Reproduce every record below exactly as it appears.

Dataset rows about figures:
****
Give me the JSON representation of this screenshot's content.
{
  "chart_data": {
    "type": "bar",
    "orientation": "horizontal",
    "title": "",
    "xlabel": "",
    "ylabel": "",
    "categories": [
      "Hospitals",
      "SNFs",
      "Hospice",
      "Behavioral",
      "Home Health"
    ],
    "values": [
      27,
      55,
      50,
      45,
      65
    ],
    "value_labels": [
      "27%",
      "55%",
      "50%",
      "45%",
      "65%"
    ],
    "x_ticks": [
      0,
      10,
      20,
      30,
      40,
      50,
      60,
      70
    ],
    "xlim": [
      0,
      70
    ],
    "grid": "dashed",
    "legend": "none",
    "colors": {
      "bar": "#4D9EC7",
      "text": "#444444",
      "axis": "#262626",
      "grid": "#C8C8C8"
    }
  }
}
****
▸ **Output of the exercise**:
Give me the JSON representation of this screenshot's content.
{
  "chart_data": {
    "type": "bar",
    "orientation": "horizontal",
    "title": "",
    "xlabel": "",
    "ylabel": "",
    "categories": [
      "Hospitals",
      "SNFs",
      "Hospice",
      "Behavioral",
      "Home Health"
    ],
    "values": [
      27,
      55,
      50,
      45,
      65
    ],
    "value_labels": [
      "27%",
      "55%",
      "50%",
      "45%",
      "65%"
    ],
    "x_ticks": [
      0,
      10,
      20,
      30,
      40,
      50,
      60,
      70
    ],
    "xlim": [
      0,
      70
    ],
    "grid": "dashed",
    "legend": "none",
    "colors": {
      "bar": "#4D9EC7",
      "text": "#444444",
      "axis": "#262626",
      "grid": "#C8C8C8"
    }
  }
}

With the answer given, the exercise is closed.